== INSTRUCTIONS TO FOLLOW ==
Reproduce the full listing below unchanged, apart from the pictures.

((

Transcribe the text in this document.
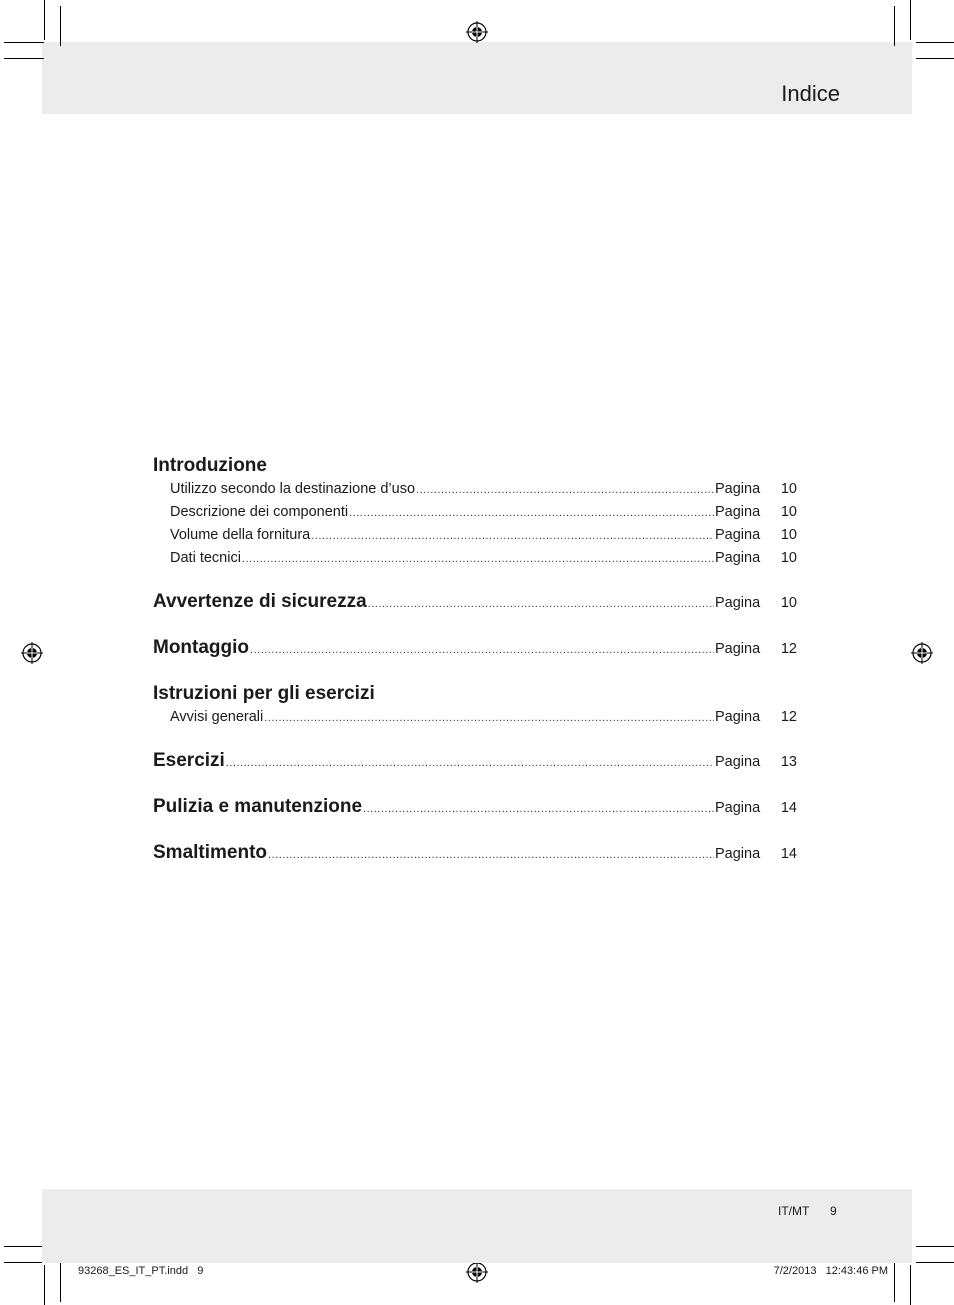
Indice
Introduzione
Utilizzo secondo la destinazione d’uso .....	Pagina	10
Descrizione dei componenti .....	Pagina	10
Volume della fornitura .....	Pagina	10
Dati tecnici .....	Pagina	10
Avvertenze di sicurezza .....	Pagina	10
Montaggio .....	Pagina	12
Istruzioni per gli esercizi
Avvisi generali .....	Pagina	12
Esercizi .....	Pagina	13
Pulizia e manutenzione .....	Pagina	14
Smaltimento .....	Pagina	14
IT/MT 9
93268_ES_IT_PT.indd   9	7/2/2013   12:43:46 PM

))

== CORRECT RESPONSE ==
Transcribe the text in this document.
Indice
Introduzione
Utilizzo secondo la destinazione d’uso .....	Pagina	10
Descrizione dei componenti .....	Pagina	10
Volume della fornitura .....	Pagina	10
Dati tecnici .....	Pagina	10
Avvertenze di sicurezza .....	Pagina	10
Montaggio .....	Pagina	12
Istruzioni per gli esercizi
Avvisi generali .....	Pagina	12
Esercizi .....	Pagina	13
Pulizia e manutenzione .....	Pagina	14
Smaltimento .....	Pagina	14
IT/MT 9
93268_ES_IT_PT.indd   9	7/2/2013   12:43:46 PM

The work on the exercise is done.